* Exercise
Write out every entry exactly as given, but omit the pictures.

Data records
____

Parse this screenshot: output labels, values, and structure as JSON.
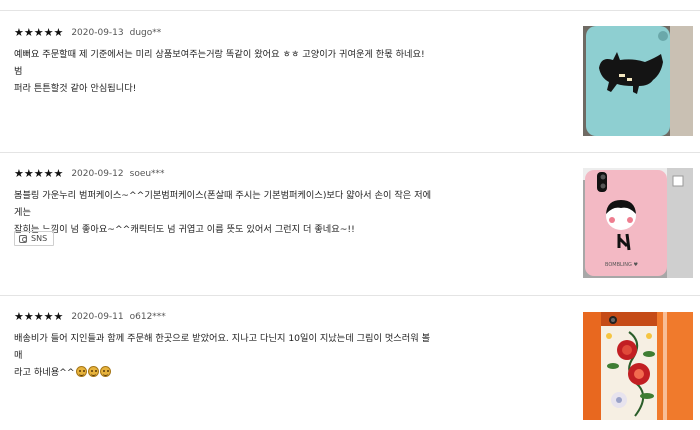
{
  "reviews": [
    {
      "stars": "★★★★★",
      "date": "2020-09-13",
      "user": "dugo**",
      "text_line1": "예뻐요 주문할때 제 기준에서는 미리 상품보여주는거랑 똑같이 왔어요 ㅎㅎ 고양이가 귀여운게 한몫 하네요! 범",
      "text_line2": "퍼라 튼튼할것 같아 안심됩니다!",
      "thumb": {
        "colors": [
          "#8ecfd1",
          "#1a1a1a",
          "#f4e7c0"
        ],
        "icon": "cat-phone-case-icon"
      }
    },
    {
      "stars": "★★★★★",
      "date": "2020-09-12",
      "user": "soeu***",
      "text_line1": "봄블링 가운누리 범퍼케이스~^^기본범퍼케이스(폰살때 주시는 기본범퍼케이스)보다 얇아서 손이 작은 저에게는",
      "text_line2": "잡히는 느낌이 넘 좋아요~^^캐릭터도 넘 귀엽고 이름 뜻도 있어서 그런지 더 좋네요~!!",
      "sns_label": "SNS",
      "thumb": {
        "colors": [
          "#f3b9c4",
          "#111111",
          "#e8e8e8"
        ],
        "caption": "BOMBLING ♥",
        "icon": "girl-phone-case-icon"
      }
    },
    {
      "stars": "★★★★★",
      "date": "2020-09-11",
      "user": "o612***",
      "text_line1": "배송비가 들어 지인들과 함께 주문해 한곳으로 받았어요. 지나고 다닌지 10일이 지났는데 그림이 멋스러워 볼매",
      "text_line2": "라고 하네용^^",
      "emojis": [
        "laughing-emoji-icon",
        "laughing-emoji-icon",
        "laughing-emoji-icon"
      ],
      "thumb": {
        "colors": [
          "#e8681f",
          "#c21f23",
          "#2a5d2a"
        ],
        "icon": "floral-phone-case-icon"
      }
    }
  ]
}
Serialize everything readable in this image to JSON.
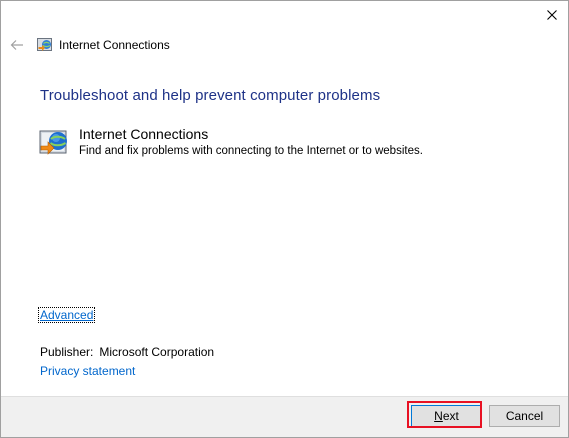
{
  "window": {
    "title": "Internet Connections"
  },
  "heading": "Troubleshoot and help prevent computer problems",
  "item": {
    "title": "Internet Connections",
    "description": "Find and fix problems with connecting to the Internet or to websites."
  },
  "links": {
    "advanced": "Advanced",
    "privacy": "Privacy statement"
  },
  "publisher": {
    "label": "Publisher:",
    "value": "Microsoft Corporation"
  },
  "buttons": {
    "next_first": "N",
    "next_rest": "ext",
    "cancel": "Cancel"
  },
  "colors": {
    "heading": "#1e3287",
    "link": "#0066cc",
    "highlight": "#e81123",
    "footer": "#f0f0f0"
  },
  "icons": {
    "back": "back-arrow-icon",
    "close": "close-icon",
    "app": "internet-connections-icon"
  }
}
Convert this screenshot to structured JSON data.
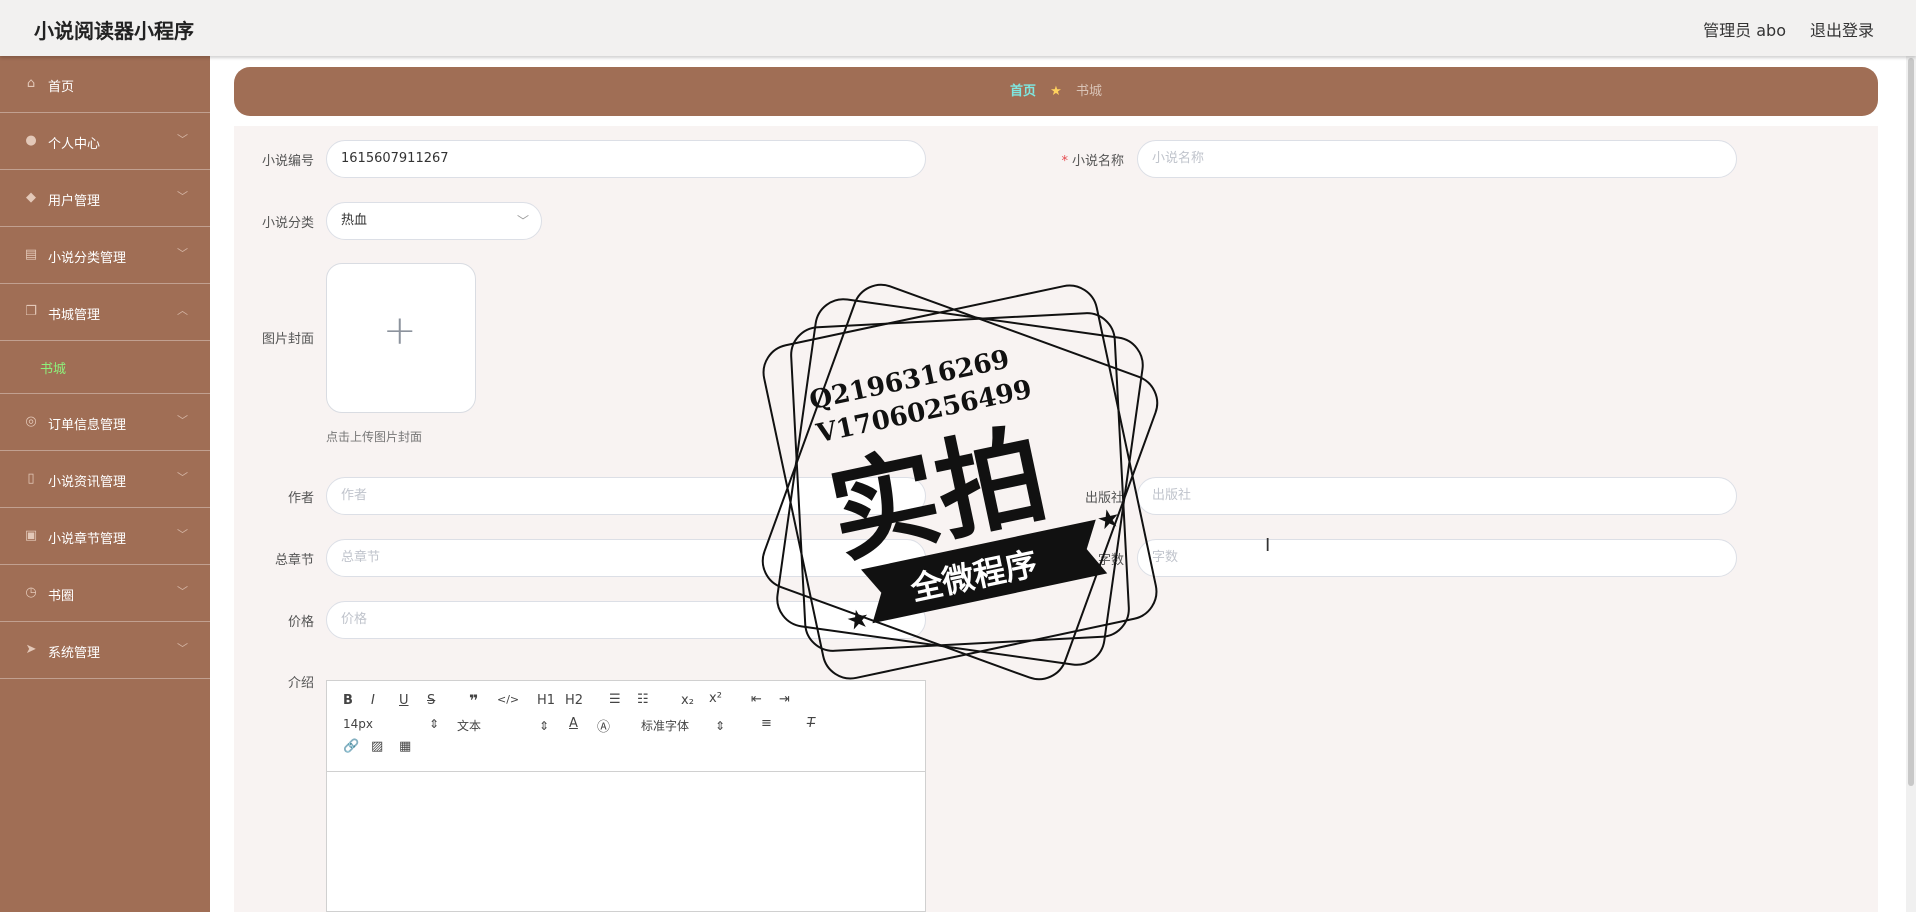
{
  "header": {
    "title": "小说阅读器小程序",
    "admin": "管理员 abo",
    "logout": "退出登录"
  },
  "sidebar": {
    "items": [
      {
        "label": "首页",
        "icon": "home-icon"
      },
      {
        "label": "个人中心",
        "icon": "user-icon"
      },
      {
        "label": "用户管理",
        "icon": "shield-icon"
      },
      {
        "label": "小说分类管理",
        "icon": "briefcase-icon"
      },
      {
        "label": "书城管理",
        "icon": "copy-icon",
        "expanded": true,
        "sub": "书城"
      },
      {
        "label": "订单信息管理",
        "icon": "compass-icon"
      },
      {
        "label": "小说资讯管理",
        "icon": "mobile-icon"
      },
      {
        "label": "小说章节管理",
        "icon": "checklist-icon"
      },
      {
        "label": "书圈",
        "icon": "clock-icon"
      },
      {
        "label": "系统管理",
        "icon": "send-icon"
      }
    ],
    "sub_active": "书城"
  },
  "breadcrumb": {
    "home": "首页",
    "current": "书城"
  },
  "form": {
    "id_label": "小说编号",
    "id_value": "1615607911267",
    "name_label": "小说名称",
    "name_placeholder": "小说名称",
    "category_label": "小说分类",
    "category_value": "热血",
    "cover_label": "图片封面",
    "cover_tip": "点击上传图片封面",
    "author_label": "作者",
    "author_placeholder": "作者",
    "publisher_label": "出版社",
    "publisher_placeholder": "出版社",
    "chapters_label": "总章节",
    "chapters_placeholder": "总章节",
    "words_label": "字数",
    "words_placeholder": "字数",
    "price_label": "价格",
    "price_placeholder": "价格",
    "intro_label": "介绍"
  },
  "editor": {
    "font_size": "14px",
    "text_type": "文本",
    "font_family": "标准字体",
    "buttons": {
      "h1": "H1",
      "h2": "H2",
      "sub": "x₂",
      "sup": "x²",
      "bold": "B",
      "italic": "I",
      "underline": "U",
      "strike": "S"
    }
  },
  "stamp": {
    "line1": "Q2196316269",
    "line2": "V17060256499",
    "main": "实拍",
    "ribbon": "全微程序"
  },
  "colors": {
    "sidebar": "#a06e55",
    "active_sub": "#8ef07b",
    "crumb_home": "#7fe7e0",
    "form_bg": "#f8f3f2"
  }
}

____

* Complete response
Parse this screenshot: output labels, values, and structure as JSON.
{
  "reviews": [
    {
      "stars": "★★★★★",
      "date": "2020-09-13",
      "user": "dugo**",
      "text_line1": "예뻐요 주문할때 제 기준에서는 미리 상품보여주는거랑 똑같이 왔어요 ㅎㅎ 고양이가 귀여운게 한몫 하네요! 범",
      "text_line2": "퍼라 튼튼할것 같아 안심됩니다!",
      "thumb": {
        "colors": [
          "#8ecfd1",
          "#1a1a1a",
          "#f4e7c0"
        ],
        "icon": "cat-phone-case-icon"
      }
    },
    {
      "stars": "★★★★★",
      "date": "2020-09-12",
      "user": "soeu***",
      "text_line1": "봄블링 가운누리 범퍼케이스~^^기본범퍼케이스(폰살때 주시는 기본범퍼케이스)보다 얇아서 손이 작은 저에게는",
      "text_line2": "잡히는 느낌이 넘 좋아요~^^캐릭터도 넘 귀엽고 이름 뜻도 있어서 그런지 더 좋네요~!!",
      "sns_label": "SNS",
      "thumb": {
        "colors": [
          "#f3b9c4",
          "#111111",
          "#e8e8e8"
        ],
        "caption": "BOMBLING ♥",
        "icon": "girl-phone-case-icon"
      }
    },
    {
      "stars": "★★★★★",
      "date": "2020-09-11",
      "user": "o612***",
      "text_line1": "배송비가 들어 지인들과 함께 주문해 한곳으로 받았어요. 지나고 다닌지 10일이 지났는데 그림이 멋스러워 볼매",
      "text_line2": "라고 하네용^^",
      "emojis": [
        "laughing-emoji-icon",
        "laughing-emoji-icon",
        "laughing-emoji-icon"
      ],
      "thumb": {
        "colors": [
          "#e8681f",
          "#c21f23",
          "#2a5d2a"
        ],
        "icon": "floral-phone-case-icon"
      }
    }
  ]
}
Serialize everything readable in this image to JSON.
{
  "window": {
    "title": "Internet Connections"
  },
  "heading": "Troubleshoot and help prevent computer problems",
  "item": {
    "title": "Internet Connections",
    "description": "Find and fix problems with connecting to the Internet or to websites."
  },
  "links": {
    "advanced": "Advanced",
    "privacy": "Privacy statement"
  },
  "publisher": {
    "label": "Publisher:",
    "value": "Microsoft Corporation"
  },
  "buttons": {
    "next_first": "N",
    "next_rest": "ext",
    "cancel": "Cancel"
  },
  "colors": {
    "heading": "#1e3287",
    "link": "#0066cc",
    "highlight": "#e81123",
    "footer": "#f0f0f0"
  },
  "icons": {
    "back": "back-arrow-icon",
    "close": "close-icon",
    "app": "internet-connections-icon"
  }
}
Convert this screenshot to structured JSON data.
{
  "header": {
    "title": "小说阅读器小程序",
    "admin": "管理员 abo",
    "logout": "退出登录"
  },
  "sidebar": {
    "items": [
      {
        "label": "首页",
        "icon": "home-icon"
      },
      {
        "label": "个人中心",
        "icon": "user-icon"
      },
      {
        "label": "用户管理",
        "icon": "shield-icon"
      },
      {
        "label": "小说分类管理",
        "icon": "briefcase-icon"
      },
      {
        "label": "书城管理",
        "icon": "copy-icon",
        "expanded": true,
        "sub": "书城"
      },
      {
        "label": "订单信息管理",
        "icon": "compass-icon"
      },
      {
        "label": "小说资讯管理",
        "icon": "mobile-icon"
      },
      {
        "label": "小说章节管理",
        "icon": "checklist-icon"
      },
      {
        "label": "书圈",
        "icon": "clock-icon"
      },
      {
        "label": "系统管理",
        "icon": "send-icon"
      }
    ],
    "sub_active": "书城"
  },
  "breadcrumb": {
    "home": "首页",
    "current": "书城"
  },
  "form": {
    "id_label": "小说编号",
    "id_value": "1615607911267",
    "name_label": "小说名称",
    "name_placeholder": "小说名称",
    "category_label": "小说分类",
    "category_value": "热血",
    "cover_label": "图片封面",
    "cover_tip": "点击上传图片封面",
    "author_label": "作者",
    "author_placeholder": "作者",
    "publisher_label": "出版社",
    "publisher_placeholder": "出版社",
    "chapters_label": "总章节",
    "chapters_placeholder": "总章节",
    "words_label": "字数",
    "words_placeholder": "字数",
    "price_label": "价格",
    "price_placeholder": "价格",
    "intro_label": "介绍"
  },
  "editor": {
    "font_size": "14px",
    "text_type": "文本",
    "font_family": "标准字体",
    "buttons": {
      "h1": "H1",
      "h2": "H2",
      "sub": "x₂",
      "sup": "x²",
      "bold": "B",
      "italic": "I",
      "underline": "U",
      "strike": "S"
    }
  },
  "stamp": {
    "line1": "Q2196316269",
    "line2": "V17060256499",
    "main": "实拍",
    "ribbon": "全微程序"
  },
  "colors": {
    "sidebar": "#a06e55",
    "active_sub": "#8ef07b",
    "crumb_home": "#7fe7e0",
    "form_bg": "#f8f3f2"
  }
}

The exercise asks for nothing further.